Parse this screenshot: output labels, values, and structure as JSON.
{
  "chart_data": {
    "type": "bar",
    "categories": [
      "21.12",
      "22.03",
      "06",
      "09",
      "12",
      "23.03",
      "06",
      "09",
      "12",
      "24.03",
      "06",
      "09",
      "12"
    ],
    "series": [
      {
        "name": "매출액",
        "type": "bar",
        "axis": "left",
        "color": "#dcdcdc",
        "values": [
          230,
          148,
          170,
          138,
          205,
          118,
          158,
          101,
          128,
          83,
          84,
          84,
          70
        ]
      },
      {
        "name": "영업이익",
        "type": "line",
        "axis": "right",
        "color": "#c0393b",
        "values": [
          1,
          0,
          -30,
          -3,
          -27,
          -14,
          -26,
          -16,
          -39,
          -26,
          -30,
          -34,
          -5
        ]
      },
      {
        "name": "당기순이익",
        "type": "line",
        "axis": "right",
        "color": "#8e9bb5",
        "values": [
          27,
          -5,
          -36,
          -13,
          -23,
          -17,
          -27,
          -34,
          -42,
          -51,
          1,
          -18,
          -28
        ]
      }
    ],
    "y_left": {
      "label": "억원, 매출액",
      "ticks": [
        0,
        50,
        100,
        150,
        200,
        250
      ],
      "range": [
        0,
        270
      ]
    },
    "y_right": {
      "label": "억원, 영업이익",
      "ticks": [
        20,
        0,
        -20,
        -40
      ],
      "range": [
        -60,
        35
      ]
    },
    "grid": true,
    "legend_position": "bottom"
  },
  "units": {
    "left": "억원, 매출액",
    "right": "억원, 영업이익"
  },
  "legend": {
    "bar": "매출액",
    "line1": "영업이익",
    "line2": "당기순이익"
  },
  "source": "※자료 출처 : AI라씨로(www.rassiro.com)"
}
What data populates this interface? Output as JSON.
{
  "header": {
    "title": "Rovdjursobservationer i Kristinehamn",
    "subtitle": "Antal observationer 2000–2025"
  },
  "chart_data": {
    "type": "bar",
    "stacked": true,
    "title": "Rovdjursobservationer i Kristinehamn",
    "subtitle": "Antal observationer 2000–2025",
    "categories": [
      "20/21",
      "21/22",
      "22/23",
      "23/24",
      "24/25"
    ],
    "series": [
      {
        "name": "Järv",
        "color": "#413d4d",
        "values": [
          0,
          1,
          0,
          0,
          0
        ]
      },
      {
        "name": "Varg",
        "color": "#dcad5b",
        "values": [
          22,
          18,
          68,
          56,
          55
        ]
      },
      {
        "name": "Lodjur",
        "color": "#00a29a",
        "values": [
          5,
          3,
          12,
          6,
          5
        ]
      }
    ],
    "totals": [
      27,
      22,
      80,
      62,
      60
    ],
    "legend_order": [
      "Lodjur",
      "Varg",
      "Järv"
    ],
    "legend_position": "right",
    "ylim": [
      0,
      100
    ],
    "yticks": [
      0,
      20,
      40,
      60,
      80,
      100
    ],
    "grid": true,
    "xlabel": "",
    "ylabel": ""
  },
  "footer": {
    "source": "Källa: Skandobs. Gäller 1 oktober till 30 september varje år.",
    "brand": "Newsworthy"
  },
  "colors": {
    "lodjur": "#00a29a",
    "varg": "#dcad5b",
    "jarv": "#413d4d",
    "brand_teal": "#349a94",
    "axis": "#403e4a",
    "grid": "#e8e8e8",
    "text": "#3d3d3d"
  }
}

*Given exercise:* Show all lines above holding "this".

*Complete output:*
Parse this screenshot: output labels, values, and structure as JSON.
What data populates this interface? Output as JSON.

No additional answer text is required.